### EXERCISE DATA
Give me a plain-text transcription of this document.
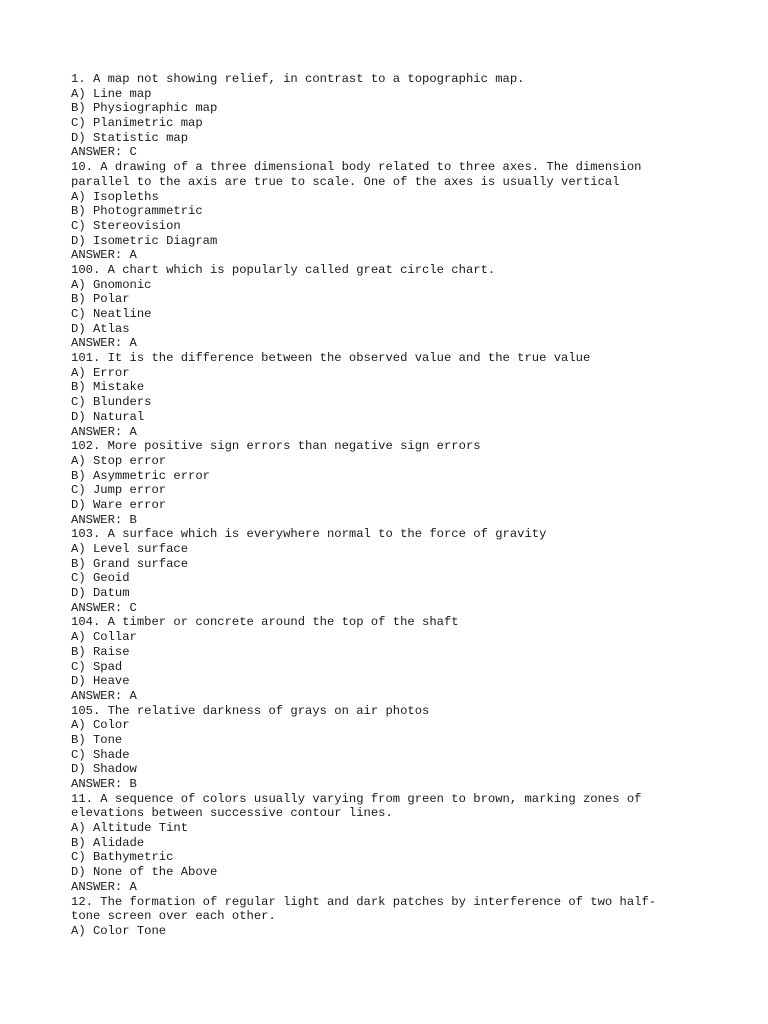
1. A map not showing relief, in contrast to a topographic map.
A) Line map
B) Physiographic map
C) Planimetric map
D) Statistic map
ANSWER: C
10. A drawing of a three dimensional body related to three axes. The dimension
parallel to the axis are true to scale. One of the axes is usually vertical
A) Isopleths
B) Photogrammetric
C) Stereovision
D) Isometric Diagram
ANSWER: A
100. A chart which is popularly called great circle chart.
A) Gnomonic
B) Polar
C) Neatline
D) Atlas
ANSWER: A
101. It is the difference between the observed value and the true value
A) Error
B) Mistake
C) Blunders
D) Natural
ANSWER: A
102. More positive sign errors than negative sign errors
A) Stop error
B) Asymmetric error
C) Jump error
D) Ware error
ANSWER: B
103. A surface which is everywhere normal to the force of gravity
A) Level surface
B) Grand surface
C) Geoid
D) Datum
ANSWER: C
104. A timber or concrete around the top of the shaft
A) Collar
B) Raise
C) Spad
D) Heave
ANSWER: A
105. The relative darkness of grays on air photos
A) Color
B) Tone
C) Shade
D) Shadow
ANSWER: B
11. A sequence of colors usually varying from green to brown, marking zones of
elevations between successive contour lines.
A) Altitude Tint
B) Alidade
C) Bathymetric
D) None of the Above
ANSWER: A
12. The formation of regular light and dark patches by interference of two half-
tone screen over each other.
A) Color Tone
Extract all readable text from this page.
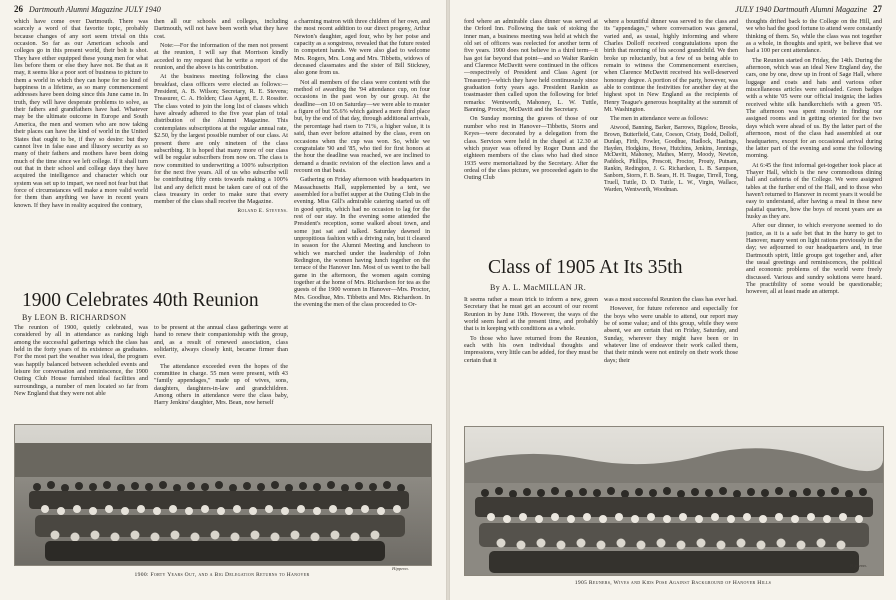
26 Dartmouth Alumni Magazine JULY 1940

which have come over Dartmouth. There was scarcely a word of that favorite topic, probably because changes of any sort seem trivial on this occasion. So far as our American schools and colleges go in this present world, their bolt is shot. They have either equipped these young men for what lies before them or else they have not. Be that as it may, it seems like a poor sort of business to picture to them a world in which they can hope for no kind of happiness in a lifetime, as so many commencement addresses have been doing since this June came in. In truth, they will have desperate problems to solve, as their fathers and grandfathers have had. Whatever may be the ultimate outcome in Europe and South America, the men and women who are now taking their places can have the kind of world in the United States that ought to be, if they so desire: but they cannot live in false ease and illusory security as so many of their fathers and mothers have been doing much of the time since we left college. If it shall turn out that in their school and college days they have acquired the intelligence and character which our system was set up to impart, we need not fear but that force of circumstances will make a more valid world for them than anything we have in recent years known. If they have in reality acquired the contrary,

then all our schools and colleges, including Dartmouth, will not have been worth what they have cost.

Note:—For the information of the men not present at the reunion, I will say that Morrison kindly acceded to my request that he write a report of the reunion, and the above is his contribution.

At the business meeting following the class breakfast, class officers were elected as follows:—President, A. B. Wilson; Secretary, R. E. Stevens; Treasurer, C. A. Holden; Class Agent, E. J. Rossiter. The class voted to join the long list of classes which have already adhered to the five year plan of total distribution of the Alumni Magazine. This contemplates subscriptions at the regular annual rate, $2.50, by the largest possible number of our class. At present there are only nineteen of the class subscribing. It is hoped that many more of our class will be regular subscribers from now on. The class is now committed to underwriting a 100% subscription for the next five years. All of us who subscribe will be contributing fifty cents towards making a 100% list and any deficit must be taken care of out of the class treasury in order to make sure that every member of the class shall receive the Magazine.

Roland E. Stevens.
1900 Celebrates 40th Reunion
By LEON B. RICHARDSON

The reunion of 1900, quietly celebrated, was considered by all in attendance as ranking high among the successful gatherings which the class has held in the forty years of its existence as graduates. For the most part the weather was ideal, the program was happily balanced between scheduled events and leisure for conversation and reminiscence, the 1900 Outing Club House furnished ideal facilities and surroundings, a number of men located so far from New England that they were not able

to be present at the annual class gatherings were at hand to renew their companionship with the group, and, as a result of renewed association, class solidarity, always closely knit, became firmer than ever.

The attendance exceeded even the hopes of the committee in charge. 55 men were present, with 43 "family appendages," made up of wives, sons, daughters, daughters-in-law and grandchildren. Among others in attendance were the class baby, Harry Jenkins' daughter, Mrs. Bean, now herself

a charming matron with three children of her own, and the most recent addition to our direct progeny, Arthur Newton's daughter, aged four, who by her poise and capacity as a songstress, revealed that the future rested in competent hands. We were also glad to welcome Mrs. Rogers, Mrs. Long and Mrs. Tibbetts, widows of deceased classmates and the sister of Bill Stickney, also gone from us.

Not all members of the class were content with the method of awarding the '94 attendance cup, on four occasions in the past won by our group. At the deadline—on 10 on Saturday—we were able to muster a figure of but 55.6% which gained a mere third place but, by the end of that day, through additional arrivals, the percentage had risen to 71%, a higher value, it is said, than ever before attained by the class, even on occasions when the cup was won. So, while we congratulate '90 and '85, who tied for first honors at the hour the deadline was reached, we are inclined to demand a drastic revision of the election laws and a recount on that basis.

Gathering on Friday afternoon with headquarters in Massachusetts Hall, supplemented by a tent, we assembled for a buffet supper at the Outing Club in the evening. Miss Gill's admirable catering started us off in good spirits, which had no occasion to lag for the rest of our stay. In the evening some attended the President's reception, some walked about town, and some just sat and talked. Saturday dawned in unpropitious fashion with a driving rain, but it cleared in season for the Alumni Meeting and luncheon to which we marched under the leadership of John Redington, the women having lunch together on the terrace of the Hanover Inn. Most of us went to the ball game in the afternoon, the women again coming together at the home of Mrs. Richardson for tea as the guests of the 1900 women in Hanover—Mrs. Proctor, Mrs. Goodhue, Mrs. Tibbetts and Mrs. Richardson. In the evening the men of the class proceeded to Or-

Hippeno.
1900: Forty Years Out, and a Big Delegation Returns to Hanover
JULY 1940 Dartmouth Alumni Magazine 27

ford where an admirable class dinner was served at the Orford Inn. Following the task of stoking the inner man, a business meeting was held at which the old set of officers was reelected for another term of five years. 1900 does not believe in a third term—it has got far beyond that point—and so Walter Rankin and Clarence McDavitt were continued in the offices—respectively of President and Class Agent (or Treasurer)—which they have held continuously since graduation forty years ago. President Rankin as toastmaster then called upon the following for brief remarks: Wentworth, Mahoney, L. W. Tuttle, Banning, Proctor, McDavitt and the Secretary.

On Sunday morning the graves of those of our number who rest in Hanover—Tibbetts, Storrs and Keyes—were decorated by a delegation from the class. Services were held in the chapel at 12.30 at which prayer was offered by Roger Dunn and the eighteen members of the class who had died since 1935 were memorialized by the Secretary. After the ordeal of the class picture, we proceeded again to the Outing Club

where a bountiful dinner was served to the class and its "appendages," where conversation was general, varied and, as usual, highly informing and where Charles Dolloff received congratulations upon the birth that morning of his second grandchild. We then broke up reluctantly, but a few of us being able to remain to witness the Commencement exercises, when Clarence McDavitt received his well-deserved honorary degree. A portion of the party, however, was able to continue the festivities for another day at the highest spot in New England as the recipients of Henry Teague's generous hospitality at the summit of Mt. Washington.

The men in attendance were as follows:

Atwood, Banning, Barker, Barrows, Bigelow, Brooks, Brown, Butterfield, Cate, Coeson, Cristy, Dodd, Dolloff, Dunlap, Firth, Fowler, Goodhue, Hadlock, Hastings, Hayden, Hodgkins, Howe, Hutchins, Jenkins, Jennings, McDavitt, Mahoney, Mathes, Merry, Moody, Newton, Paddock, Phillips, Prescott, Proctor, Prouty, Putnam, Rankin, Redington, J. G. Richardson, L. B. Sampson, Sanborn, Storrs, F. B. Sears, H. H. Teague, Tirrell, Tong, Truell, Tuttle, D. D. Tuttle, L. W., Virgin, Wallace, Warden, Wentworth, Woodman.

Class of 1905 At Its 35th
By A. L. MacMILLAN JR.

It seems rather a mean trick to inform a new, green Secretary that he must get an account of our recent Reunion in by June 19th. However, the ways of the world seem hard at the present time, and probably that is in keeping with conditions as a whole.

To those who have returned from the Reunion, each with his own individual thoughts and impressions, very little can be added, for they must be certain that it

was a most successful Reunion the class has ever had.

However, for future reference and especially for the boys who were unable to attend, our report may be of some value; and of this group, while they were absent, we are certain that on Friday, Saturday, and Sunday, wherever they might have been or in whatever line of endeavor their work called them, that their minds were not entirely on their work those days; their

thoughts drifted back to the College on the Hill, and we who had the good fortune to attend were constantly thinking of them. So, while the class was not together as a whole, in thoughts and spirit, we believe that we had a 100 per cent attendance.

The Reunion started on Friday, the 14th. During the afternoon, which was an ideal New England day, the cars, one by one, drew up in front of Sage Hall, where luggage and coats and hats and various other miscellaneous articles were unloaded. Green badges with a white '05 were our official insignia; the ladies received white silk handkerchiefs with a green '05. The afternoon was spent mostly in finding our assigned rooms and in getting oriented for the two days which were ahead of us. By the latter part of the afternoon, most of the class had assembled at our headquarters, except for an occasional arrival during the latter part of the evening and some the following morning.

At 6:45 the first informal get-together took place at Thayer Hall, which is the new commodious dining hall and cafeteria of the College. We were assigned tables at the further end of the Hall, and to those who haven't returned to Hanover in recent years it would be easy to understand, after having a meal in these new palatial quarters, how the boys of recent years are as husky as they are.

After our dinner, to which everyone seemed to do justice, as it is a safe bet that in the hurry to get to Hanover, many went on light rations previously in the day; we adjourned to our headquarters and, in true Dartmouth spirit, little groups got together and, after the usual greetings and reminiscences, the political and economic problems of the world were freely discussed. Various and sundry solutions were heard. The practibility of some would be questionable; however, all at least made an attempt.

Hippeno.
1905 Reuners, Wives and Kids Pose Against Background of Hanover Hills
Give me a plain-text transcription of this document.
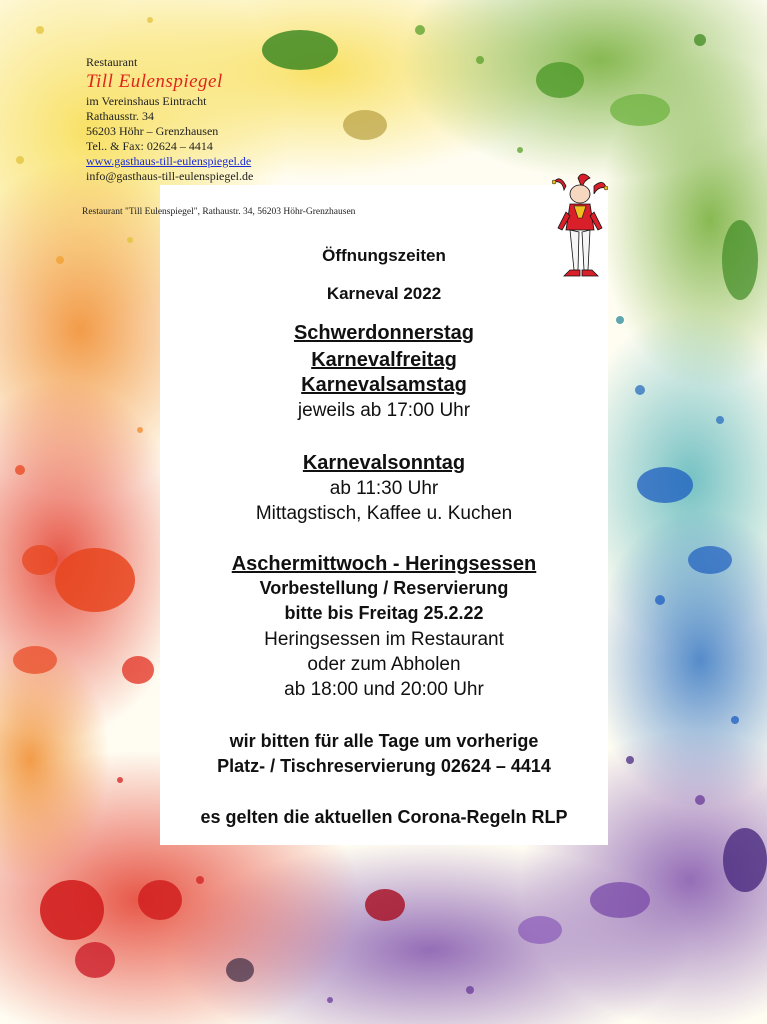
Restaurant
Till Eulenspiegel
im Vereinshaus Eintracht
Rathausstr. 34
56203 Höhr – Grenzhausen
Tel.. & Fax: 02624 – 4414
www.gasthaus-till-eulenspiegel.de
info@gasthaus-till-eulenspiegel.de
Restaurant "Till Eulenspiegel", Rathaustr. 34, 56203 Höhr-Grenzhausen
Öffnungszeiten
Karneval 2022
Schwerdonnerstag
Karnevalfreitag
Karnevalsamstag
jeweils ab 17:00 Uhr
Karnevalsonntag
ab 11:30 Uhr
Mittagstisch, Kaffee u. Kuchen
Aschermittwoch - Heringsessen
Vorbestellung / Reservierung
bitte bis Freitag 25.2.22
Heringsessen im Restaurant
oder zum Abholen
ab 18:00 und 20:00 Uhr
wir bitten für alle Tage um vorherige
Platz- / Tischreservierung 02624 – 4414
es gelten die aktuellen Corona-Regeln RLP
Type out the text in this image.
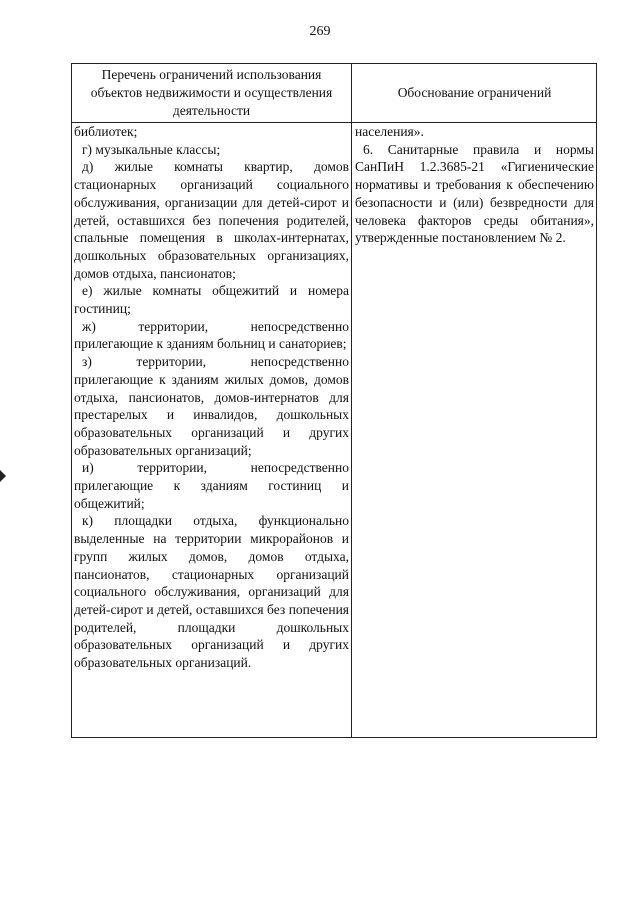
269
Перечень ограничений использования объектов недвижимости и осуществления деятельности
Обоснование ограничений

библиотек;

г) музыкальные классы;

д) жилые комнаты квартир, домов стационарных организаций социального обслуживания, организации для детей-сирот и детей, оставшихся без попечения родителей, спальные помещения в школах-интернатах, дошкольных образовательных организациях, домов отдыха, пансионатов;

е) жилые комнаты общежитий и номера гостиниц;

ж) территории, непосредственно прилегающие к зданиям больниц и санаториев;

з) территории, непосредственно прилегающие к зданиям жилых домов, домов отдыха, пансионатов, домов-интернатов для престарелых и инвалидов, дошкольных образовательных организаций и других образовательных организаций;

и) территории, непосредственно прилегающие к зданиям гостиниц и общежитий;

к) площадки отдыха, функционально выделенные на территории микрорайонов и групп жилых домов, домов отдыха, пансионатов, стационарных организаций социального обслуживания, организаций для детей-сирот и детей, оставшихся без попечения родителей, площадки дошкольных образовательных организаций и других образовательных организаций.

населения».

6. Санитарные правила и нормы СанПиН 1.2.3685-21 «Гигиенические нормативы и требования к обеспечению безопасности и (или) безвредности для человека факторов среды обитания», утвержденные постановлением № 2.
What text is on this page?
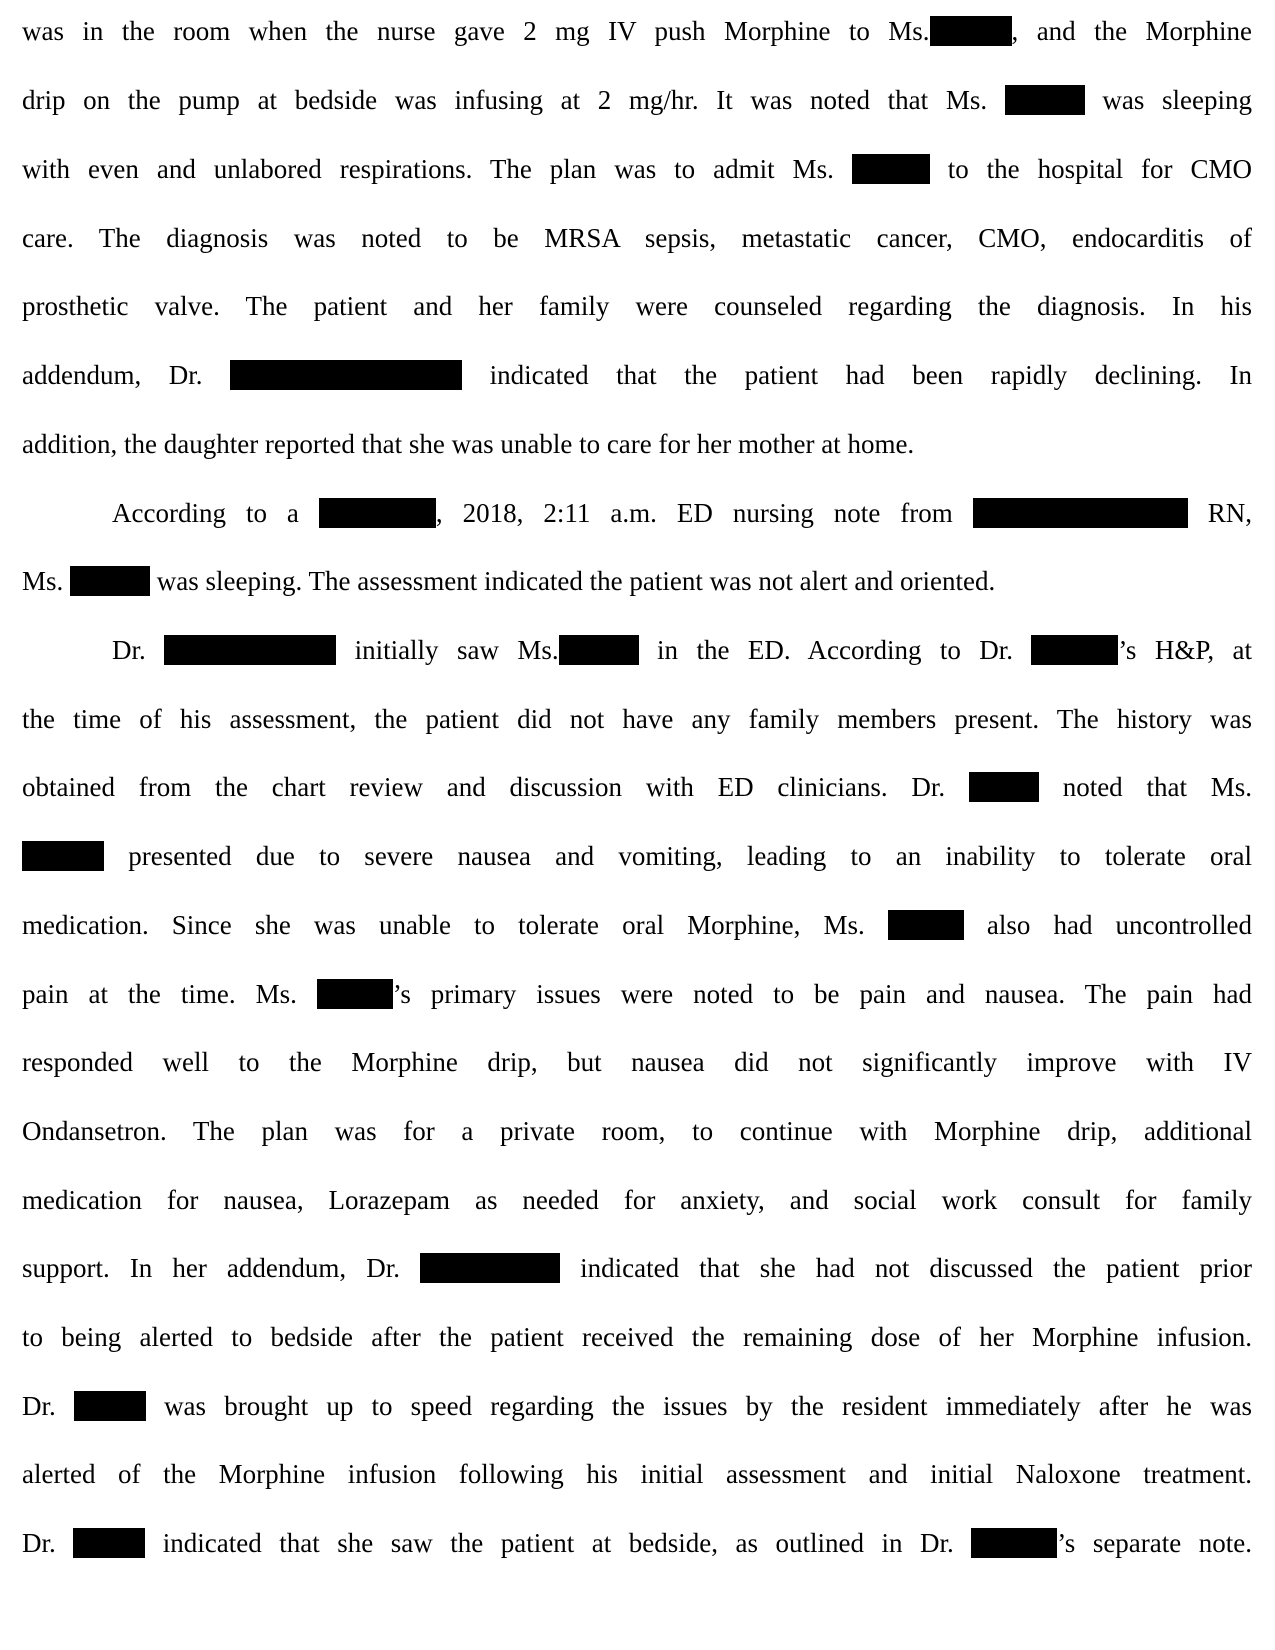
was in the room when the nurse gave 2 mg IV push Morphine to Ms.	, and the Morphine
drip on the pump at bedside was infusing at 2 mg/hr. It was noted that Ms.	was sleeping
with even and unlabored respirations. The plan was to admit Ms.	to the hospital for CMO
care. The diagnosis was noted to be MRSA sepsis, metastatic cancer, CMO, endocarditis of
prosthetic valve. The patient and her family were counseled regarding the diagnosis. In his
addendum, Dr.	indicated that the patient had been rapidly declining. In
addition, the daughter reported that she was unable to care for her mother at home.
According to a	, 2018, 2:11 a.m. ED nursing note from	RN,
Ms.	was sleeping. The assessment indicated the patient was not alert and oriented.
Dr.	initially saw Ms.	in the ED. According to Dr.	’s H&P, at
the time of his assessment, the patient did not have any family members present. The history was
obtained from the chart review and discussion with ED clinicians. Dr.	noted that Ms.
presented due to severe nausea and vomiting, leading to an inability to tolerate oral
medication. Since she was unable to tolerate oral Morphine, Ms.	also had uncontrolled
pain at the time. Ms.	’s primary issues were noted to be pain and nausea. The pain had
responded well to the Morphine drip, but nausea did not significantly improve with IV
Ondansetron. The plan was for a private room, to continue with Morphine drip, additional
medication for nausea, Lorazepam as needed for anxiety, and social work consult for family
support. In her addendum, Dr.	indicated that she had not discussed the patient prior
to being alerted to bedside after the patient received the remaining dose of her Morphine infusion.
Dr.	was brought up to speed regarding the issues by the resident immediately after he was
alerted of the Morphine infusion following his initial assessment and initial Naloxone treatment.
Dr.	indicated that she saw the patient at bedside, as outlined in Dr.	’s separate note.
######
_JOB:_ Collect each line of the entries that has the word "oral", copying it in full.

_ANSWER FOR THE TASK:_
presented due to severe nausea and vomiting, leading to an inability to tolerate oral
medication. Since she was unable to tolerate oral Morphine, Ms.	also had uncontrolled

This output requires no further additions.